Your instructions
Below are some records: retype them all exactly, but not the pictures.

Data excerpts
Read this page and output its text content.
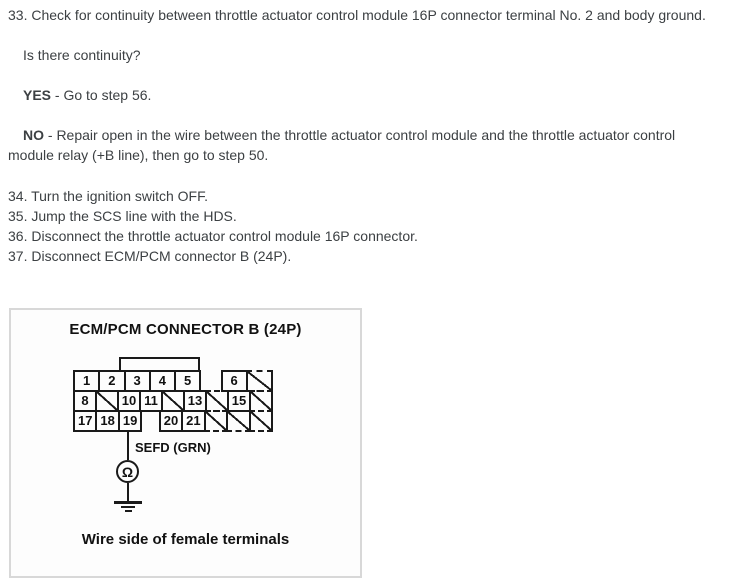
33. Check for continuity between throttle actuator control module 16P connector terminal No. 2 and body ground.
Is there continuity?
YES - Go to step 56.
NO - Repair open in the wire between the throttle actuator control module and the throttle actuator control
module relay (+B line), then go to step 50.
34. Turn the ignition switch OFF.
35. Jump the SCS line with the HDS.
36. Disconnect the throttle actuator control module 16P connector.
37. Disconnect ECM/PCM connector B (24P).
ECM/PCM CONNECTOR B (24P)
1	2	3	4	5	6
8	10 11	13	15
17 18 19	20 21
SEFD (GRN)
Ω
Wire side of female terminals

Final result
Read this page and output its text content.
33. Check for continuity between throttle actuator control module 16P connector terminal No. 2 and body ground.
Is there continuity?
YES - Go to step 56.
NO - Repair open in the wire between the throttle actuator control module and the throttle actuator control
module relay (+B line), then go to step 50.
34. Turn the ignition switch OFF.
35. Jump the SCS line with the HDS.
36. Disconnect the throttle actuator control module 16P connector.
37. Disconnect ECM/PCM connector B (24P).
ECM/PCM CONNECTOR B (24P)
1	2	3	4	5	6
8	10 11	13	15
17 18 19	20 21
SEFD (GRN)
Ω
Wire side of female terminals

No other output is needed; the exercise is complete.